- WORK TO DO:
Copy the entries from the line containing "mean-point xyxy=(261,146,270,154)" up to and including the line containing "x-tick-label: 4 xyxy=(1044,460,1052,476)". Reproduce each line verbatim.

- MATERIAL PROVIDED:
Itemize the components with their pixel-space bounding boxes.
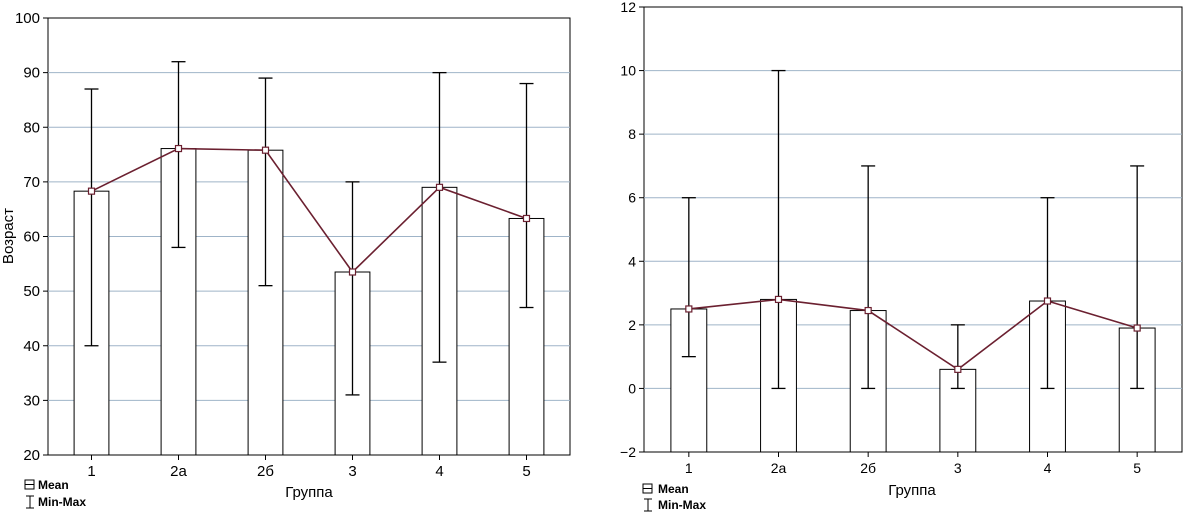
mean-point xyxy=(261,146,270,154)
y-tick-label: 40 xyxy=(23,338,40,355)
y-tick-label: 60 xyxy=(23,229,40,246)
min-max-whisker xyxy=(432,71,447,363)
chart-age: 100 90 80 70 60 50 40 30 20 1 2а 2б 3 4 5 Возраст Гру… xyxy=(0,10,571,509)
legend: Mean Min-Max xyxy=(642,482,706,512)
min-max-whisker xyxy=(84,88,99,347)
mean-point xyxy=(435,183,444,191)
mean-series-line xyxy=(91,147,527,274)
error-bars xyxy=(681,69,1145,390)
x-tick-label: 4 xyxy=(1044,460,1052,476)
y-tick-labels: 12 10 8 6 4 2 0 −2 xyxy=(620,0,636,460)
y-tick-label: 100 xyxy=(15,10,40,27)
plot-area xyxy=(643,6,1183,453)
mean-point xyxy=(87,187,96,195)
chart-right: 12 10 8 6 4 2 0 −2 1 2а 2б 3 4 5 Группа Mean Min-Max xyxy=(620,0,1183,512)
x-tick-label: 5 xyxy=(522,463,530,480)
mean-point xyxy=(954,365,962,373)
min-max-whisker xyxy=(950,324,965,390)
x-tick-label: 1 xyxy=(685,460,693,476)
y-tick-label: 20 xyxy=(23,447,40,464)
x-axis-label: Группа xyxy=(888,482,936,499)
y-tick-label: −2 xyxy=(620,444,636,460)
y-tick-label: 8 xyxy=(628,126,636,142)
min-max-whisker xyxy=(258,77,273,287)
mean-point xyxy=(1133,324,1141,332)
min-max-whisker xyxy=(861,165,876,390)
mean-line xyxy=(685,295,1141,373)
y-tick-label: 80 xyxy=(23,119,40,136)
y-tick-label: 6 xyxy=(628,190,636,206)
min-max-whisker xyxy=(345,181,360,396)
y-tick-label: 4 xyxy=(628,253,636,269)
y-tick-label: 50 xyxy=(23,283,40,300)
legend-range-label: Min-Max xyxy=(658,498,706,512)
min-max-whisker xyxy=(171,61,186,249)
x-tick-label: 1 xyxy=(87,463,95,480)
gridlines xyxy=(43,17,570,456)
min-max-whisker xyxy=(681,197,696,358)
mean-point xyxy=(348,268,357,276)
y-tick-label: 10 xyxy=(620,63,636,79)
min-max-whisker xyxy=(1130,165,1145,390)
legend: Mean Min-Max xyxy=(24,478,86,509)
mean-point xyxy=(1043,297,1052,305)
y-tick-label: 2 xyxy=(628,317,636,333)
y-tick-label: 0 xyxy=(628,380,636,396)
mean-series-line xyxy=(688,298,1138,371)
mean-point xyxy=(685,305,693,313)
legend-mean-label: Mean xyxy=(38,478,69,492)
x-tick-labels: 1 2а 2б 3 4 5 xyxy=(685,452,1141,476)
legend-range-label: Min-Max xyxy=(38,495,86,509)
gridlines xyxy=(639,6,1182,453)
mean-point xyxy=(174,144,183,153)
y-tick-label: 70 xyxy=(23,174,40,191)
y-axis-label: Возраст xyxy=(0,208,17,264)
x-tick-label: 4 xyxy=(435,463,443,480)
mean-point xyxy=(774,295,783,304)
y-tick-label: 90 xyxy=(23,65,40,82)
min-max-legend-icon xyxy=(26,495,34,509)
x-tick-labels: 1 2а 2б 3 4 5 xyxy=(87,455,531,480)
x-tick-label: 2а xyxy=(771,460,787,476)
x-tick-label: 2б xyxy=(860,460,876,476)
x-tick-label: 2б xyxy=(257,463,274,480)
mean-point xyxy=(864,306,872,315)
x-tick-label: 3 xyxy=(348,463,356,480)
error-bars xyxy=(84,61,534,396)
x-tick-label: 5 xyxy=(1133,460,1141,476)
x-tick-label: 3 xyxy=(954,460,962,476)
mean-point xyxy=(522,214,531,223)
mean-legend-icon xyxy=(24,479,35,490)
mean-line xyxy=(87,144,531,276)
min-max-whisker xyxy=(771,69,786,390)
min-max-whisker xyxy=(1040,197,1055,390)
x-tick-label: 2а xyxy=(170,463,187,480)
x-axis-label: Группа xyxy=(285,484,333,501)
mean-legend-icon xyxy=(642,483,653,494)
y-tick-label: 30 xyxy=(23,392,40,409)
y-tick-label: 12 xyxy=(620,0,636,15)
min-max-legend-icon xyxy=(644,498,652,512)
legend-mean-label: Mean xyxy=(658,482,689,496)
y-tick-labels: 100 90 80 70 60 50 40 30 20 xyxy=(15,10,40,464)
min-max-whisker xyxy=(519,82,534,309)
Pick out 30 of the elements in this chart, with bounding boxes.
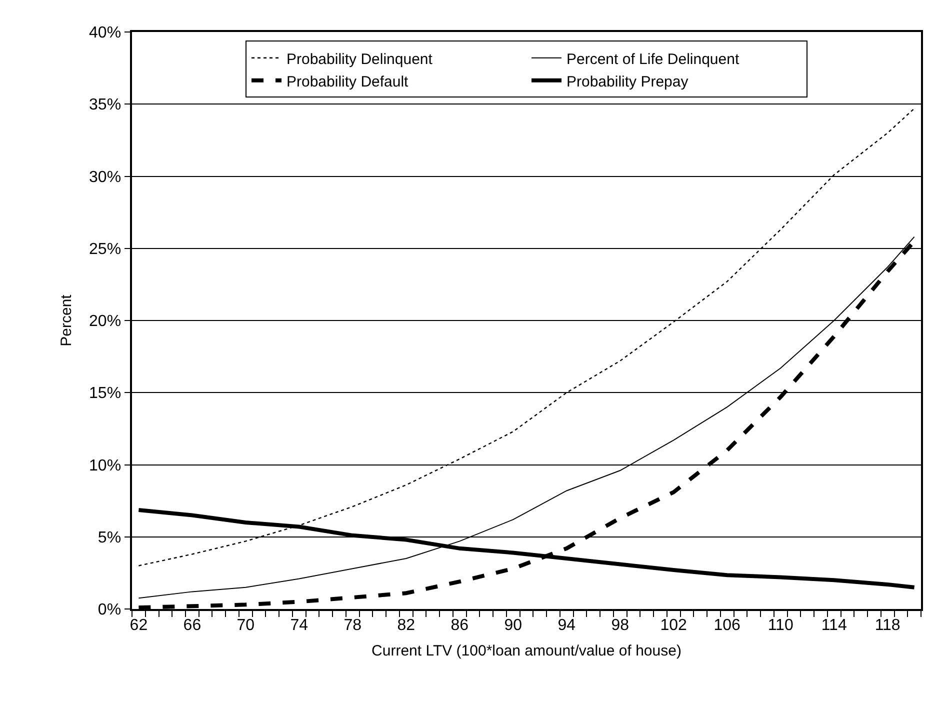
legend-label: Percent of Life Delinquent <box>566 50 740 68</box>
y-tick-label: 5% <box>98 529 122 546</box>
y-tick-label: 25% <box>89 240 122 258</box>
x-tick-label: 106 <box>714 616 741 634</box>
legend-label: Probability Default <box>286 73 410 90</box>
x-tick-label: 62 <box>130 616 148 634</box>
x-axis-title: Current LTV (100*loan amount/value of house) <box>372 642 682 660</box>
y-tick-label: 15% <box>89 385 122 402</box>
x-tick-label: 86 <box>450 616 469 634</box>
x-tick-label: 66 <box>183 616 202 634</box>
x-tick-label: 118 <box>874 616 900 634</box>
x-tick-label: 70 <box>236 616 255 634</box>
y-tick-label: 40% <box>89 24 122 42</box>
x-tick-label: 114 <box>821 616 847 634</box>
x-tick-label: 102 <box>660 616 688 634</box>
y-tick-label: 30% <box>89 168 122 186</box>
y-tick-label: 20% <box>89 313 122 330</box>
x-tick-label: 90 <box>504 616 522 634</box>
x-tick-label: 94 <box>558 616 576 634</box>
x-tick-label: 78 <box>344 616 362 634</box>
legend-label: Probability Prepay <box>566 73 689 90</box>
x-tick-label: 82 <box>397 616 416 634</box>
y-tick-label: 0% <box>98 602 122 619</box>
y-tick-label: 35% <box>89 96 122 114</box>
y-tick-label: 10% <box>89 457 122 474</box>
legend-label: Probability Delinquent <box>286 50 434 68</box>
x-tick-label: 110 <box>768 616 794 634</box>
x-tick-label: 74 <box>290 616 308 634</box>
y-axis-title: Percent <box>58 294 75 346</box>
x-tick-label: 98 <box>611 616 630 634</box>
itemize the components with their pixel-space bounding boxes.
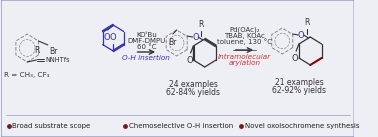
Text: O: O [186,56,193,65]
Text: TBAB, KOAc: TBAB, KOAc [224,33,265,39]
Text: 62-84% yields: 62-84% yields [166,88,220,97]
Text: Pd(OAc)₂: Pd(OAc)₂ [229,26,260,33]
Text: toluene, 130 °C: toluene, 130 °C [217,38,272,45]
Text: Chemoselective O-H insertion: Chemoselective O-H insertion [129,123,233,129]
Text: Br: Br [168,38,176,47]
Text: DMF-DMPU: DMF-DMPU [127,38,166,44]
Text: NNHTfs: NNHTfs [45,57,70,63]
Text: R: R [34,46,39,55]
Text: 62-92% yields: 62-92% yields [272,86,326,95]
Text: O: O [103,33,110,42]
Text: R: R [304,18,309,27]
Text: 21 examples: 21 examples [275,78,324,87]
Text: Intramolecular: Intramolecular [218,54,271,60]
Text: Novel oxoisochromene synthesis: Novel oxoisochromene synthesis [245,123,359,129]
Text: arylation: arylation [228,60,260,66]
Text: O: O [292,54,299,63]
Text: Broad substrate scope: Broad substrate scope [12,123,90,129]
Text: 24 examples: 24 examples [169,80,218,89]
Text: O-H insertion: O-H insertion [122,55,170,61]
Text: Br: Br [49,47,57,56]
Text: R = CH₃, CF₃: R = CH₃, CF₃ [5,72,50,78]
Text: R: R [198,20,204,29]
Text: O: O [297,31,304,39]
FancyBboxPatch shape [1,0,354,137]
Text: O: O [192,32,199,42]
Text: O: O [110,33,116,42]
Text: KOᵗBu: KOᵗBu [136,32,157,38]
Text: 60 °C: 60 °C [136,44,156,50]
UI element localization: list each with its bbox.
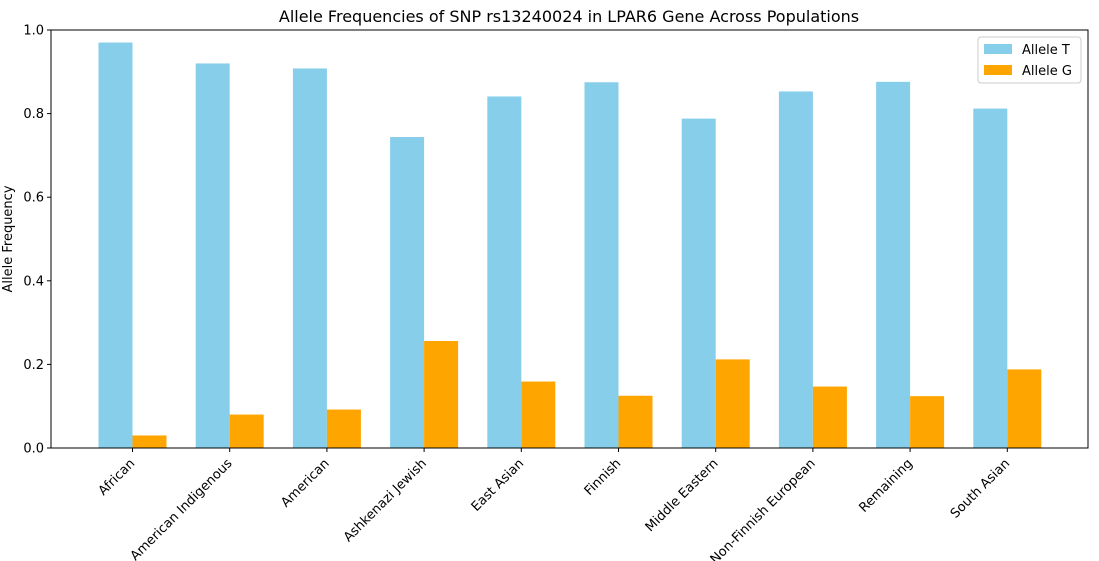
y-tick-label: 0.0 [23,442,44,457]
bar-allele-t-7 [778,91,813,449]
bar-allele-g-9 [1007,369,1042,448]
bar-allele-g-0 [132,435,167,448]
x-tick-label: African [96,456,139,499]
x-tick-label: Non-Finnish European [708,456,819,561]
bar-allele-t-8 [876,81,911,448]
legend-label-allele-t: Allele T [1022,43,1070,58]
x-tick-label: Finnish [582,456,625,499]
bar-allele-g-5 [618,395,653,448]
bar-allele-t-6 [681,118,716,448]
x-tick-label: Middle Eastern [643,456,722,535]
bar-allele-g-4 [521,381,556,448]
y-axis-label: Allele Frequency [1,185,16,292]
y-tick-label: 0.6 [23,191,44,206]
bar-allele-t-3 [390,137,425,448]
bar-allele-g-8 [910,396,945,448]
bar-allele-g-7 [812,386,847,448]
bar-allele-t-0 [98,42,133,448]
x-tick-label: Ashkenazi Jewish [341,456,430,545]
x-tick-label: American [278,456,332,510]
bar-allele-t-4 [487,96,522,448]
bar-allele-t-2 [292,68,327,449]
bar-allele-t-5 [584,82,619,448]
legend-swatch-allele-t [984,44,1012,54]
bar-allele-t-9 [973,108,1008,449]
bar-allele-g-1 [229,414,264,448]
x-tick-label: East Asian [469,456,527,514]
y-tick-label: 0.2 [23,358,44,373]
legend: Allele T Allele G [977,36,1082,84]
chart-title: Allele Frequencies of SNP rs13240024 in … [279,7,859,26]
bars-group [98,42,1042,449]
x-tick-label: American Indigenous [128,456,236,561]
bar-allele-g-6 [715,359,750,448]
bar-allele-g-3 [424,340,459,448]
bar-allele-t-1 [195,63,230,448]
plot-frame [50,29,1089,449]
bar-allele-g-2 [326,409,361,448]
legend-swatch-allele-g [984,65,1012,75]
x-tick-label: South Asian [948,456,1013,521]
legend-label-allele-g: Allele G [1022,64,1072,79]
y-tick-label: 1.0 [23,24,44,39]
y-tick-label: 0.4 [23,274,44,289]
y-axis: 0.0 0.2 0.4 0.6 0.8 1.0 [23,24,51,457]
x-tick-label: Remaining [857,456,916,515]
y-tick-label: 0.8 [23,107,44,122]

- SOLUTION TO THE PROBLEM:
mean-point xyxy=(261,146,270,154)
y-tick-label: 40 xyxy=(23,338,40,355)
y-tick-label: 60 xyxy=(23,229,40,246)
min-max-whisker xyxy=(432,71,447,363)
chart-age: 100 90 80 70 60 50 40 30 20 1 2а 2б 3 4 5 Возраст Гру… xyxy=(0,10,571,509)
legend: Mean Min-Max xyxy=(642,482,706,512)
min-max-whisker xyxy=(84,88,99,347)
mean-point xyxy=(435,183,444,191)
mean-series-line xyxy=(91,147,527,274)
error-bars xyxy=(681,69,1145,390)
x-tick-label: 4 xyxy=(1044,460,1052,476)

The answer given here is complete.